### [Dataset excerpt]
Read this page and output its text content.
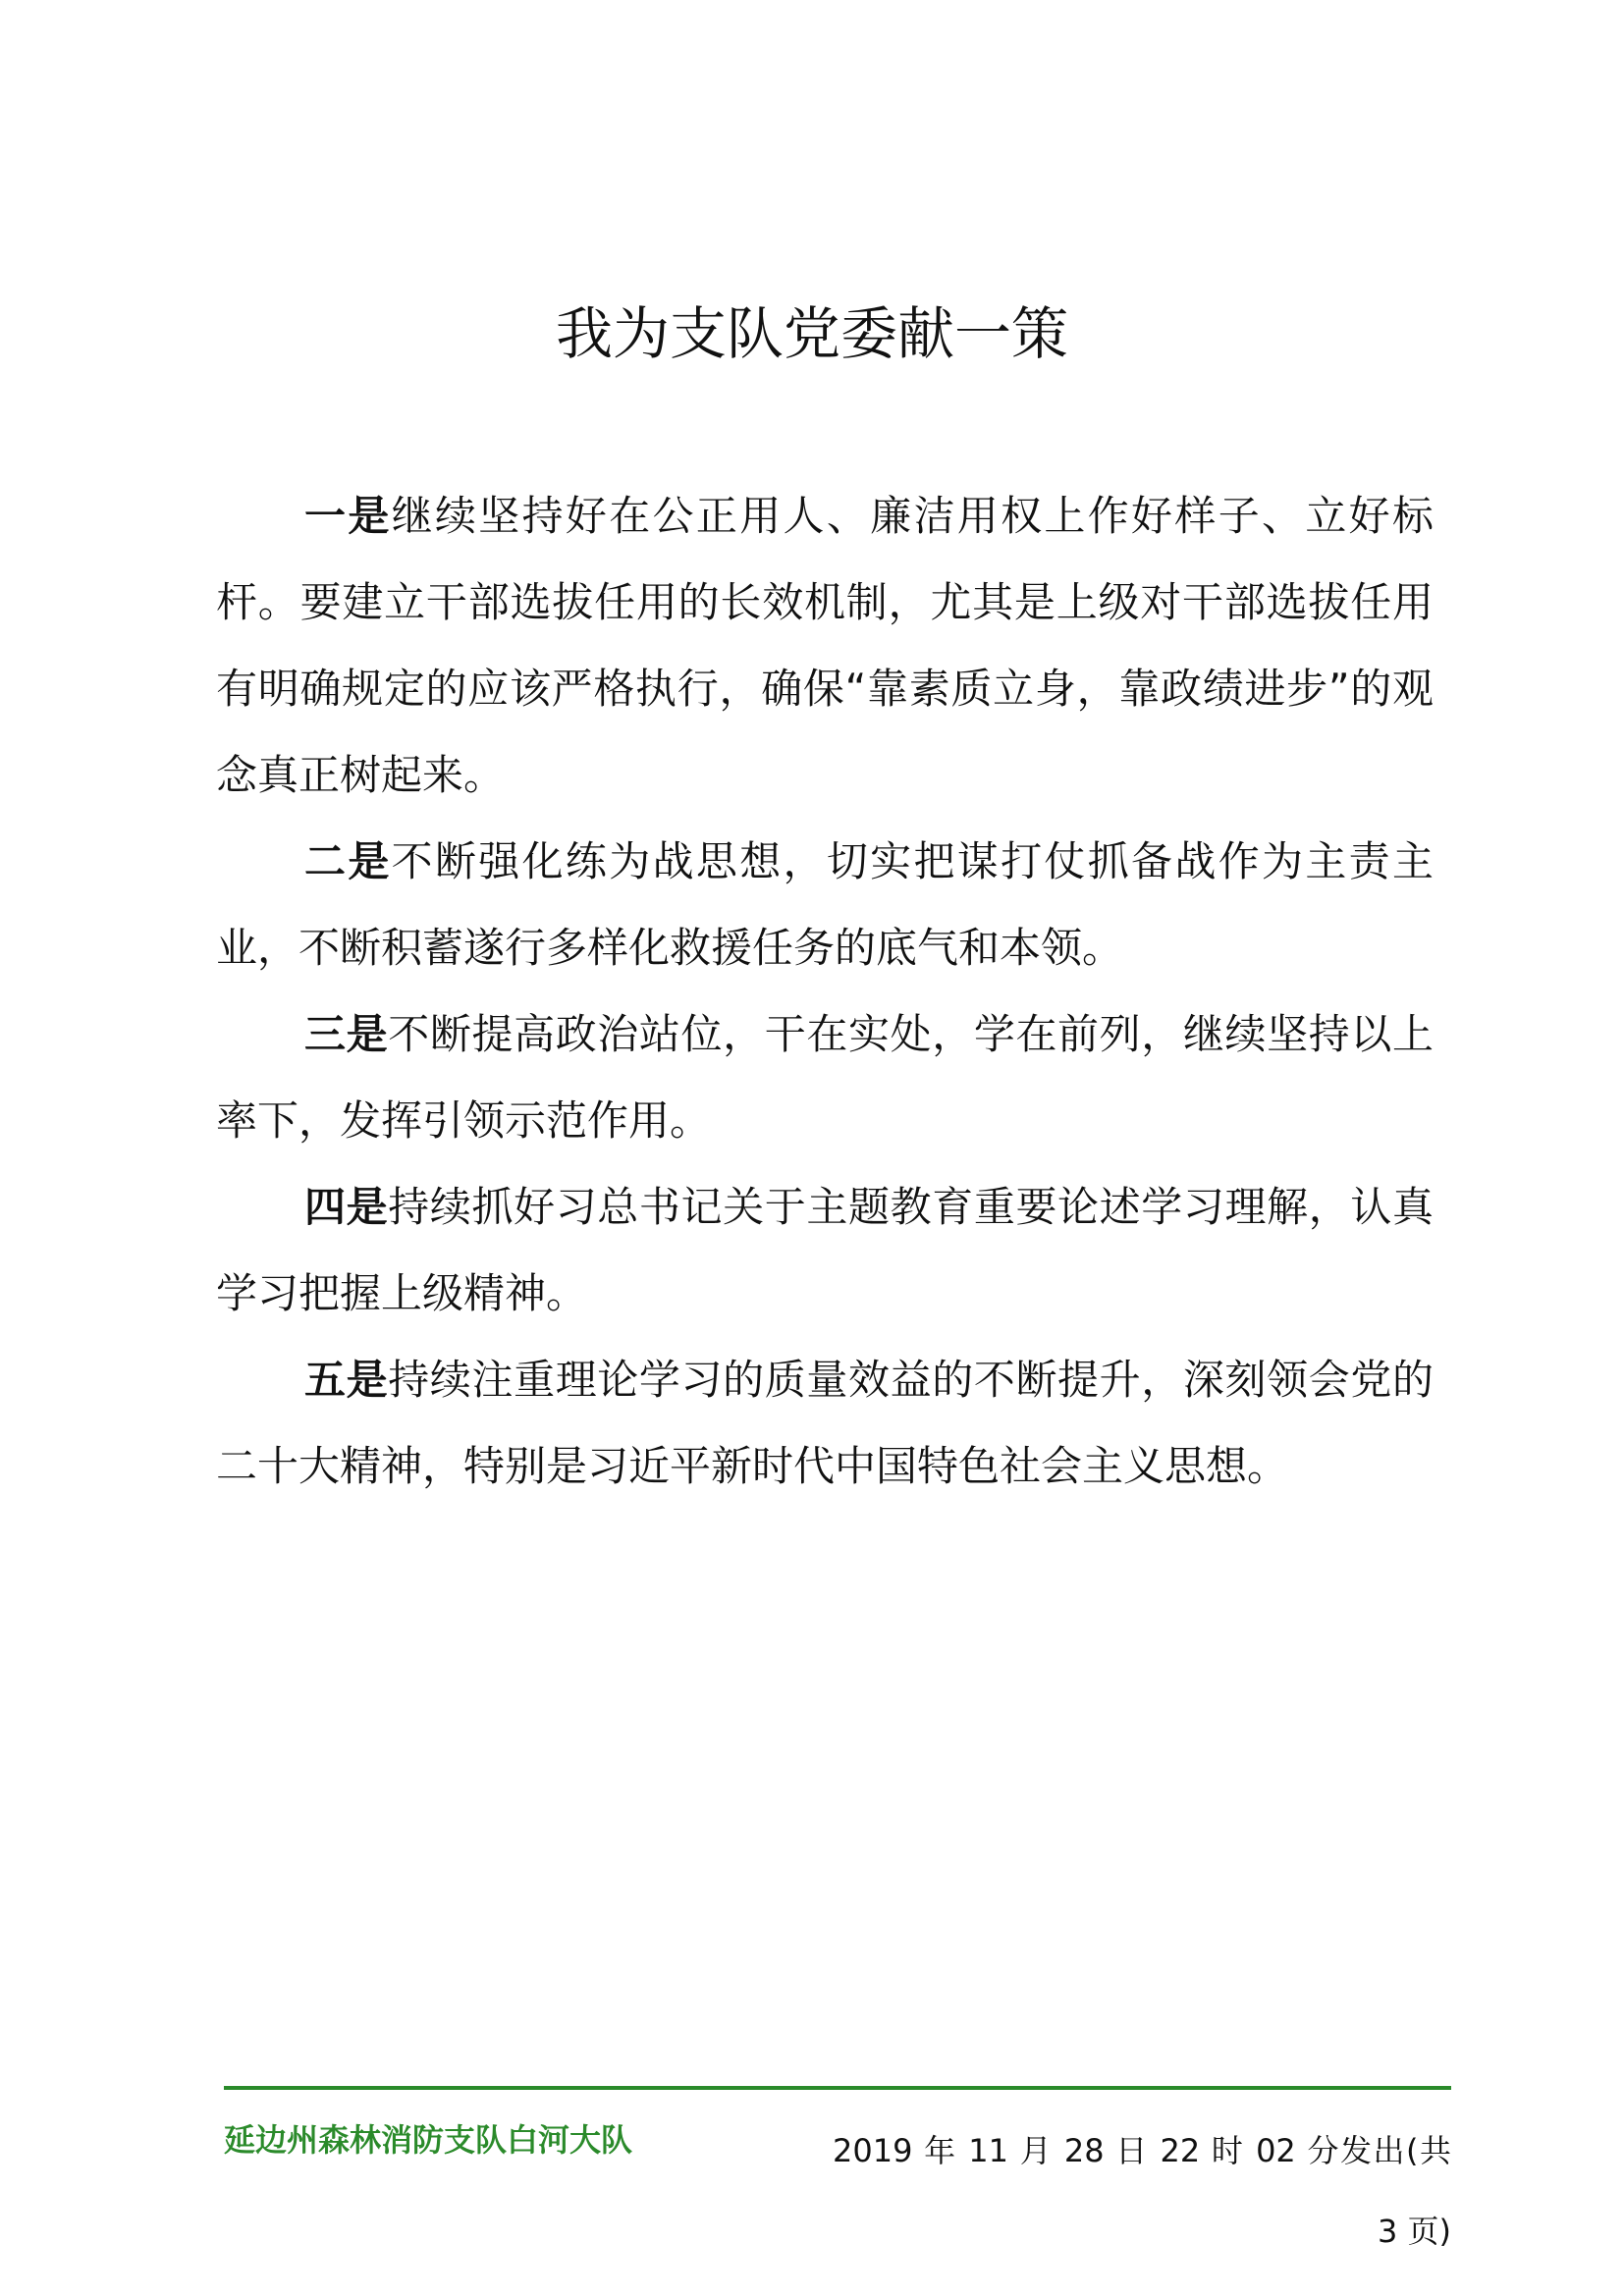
我为支队党委献一策

一是继续坚持好在公正用人、廉洁用权上作好样子、立好标杆。要建立干部选拔任用的长效机制，尤其是上级对干部选拔任用有明确规定的应该严格执行，确保“靠素质立身，靠政绩进步”的观念真正树起来。

二是不断强化练为战思想，切实把谋打仗抓备战作为主责主业，不断积蓄遂行多样化救援任务的底气和本领。

三是不断提高政治站位，干在实处，学在前列，继续坚持以上率下，发挥引领示范作用。

四是持续抓好习总书记关于主题教育重要论述学习理解，认真学习把握上级精神。

五是持续注重理论学习的质量效益的不断提升，深刻领会党的二十大精神，特别是习近平新时代中国特色社会主义思想。

延边州森林消防支队白河大队	2019 年 11 月 28 日 22 时 02 分发出(共 3 页)
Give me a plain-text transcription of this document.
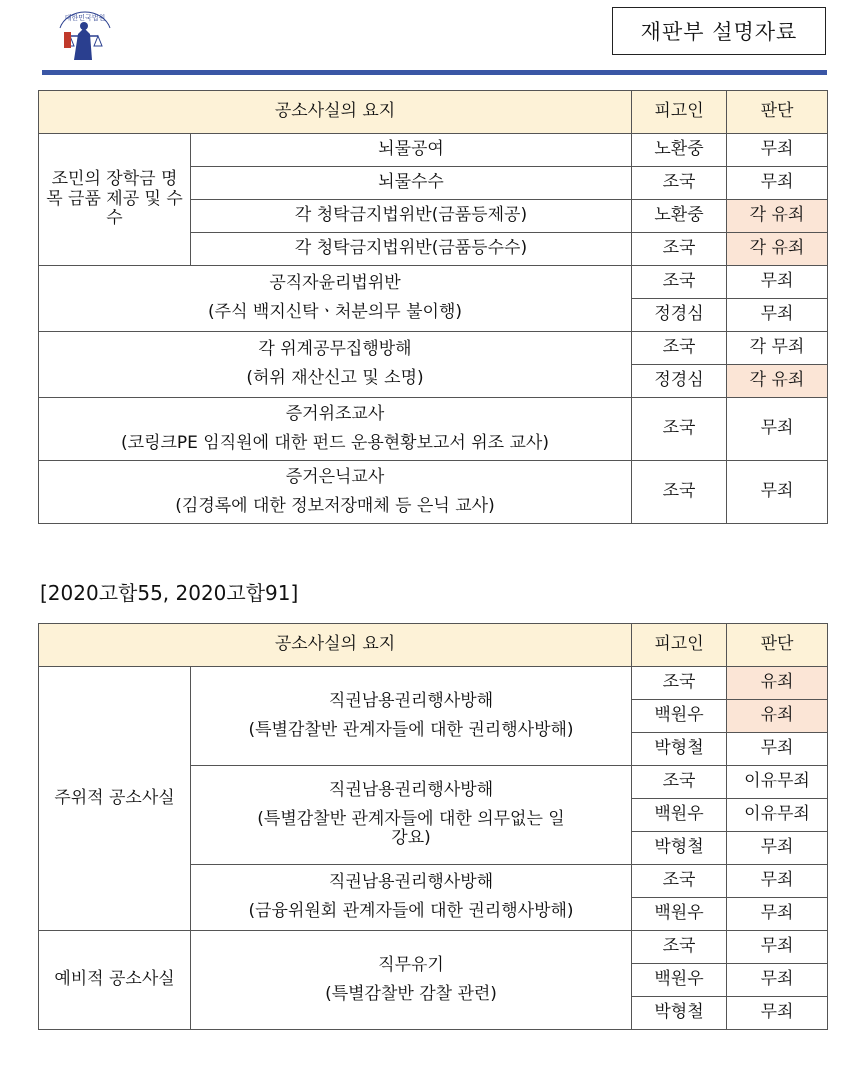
대한민국법원
재판부 설명자료
공소사실의 요지		피고인	판단
조민의 장학금 명목 금품 제공 및 수수	뇌물공여	노환중	무죄
	뇌물수수	조국	무죄
	각 청탁금지법위반(금품등제공)	노환중	각 유죄
	각 청탁금지법위반(금품등수수)	조국	각 유죄

공직자윤리법위반
(주식 백지신탁ㆍ처분의무 불이행)		조국	무죄
		정경심	무죄

각 위계공무집행방해
(허위 재산신고 및 소명)		조국	각 무죄
		정경심	각 유죄

증거위조교사
(코링크PE 임직원에 대한 펀드 운용현황보고서 위조 교사)		조국	무죄

증거은닉교사
(김경록에 대한 정보저장매체 등 은닉 교사)		조국	무죄
[2020고합55, 2020고합91]
공소사실의 요지		피고인	판단
주위적 공소사실	직권남용권리행사방해
(특별감찰반 관계자들에 대한 권리행사방해)	조국	유죄
		백원우	유죄
		박형철	무죄

	직권남용권리행사방해
(특별감찰반 관계자들에 대한 의무없는 일
강요)	조국	이유무죄
		백원우	이유무죄
		박형철	무죄

	직권남용권리행사방해
(금융위원회 관계자들에 대한 권리행사방해)	조국	무죄
		백원우	무죄
예비적 공소사실	직무유기
(특별감찰반 감찰 관련)	조국	무죄
		백원우	무죄
		박형철	무죄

### [EXERCISE DESCRIPTION]
Can you repeat every record above exactly, apart from the pictures?

### [SOLUTION]
Read this page and output its text content.
我为支队党委献一策

一是继续坚持好在公正用人、廉洁用权上作好样子、立好标杆。要建立干部选拔任用的长效机制，尤其是上级对干部选拔任用有明确规定的应该严格执行，确保“靠素质立身，靠政绩进步”的观念真正树起来。

二是不断强化练为战思想，切实把谋打仗抓备战作为主责主业，不断积蓄遂行多样化救援任务的底气和本领。

三是不断提高政治站位，干在实处，学在前列，继续坚持以上率下，发挥引领示范作用。

四是持续抓好习总书记关于主题教育重要论述学习理解，认真学习把握上级精神。

五是持续注重理论学习的质量效益的不断提升，深刻领会党的二十大精神，特别是习近平新时代中国特色社会主义思想。

延边州森林消防支队白河大队	2019 年 11 月 28 日 22 时 02 分发出(共 3 页)
Give me a plain-text transcription of this document.
대한민국법원
재판부 설명자료
공소사실의 요지		피고인	판단
조민의 장학금 명목 금품 제공 및 수수	뇌물공여	노환중	무죄
	뇌물수수	조국	무죄
	각 청탁금지법위반(금품등제공)	노환중	각 유죄
	각 청탁금지법위반(금품등수수)	조국	각 유죄

공직자윤리법위반
(주식 백지신탁ㆍ처분의무 불이행)		조국	무죄
		정경심	무죄

각 위계공무집행방해
(허위 재산신고 및 소명)		조국	각 무죄
		정경심	각 유죄

증거위조교사
(코링크PE 임직원에 대한 펀드 운용현황보고서 위조 교사)		조국	무죄

증거은닉교사
(김경록에 대한 정보저장매체 등 은닉 교사)		조국	무죄
[2020고합55, 2020고합91]
공소사실의 요지		피고인	판단
주위적 공소사실	직권남용권리행사방해
(특별감찰반 관계자들에 대한 권리행사방해)	조국	유죄
		백원우	유죄
		박형철	무죄

	직권남용권리행사방해
(특별감찰반 관계자들에 대한 의무없는 일
강요)	조국	이유무죄
		백원우	이유무죄
		박형철	무죄

	직권남용권리행사방해
(금융위원회 관계자들에 대한 권리행사방해)	조국	무죄
		백원우	무죄
예비적 공소사실	직무유기
(특별감찰반 감찰 관련)	조국	무죄
		백원우	무죄
		박형철	무죄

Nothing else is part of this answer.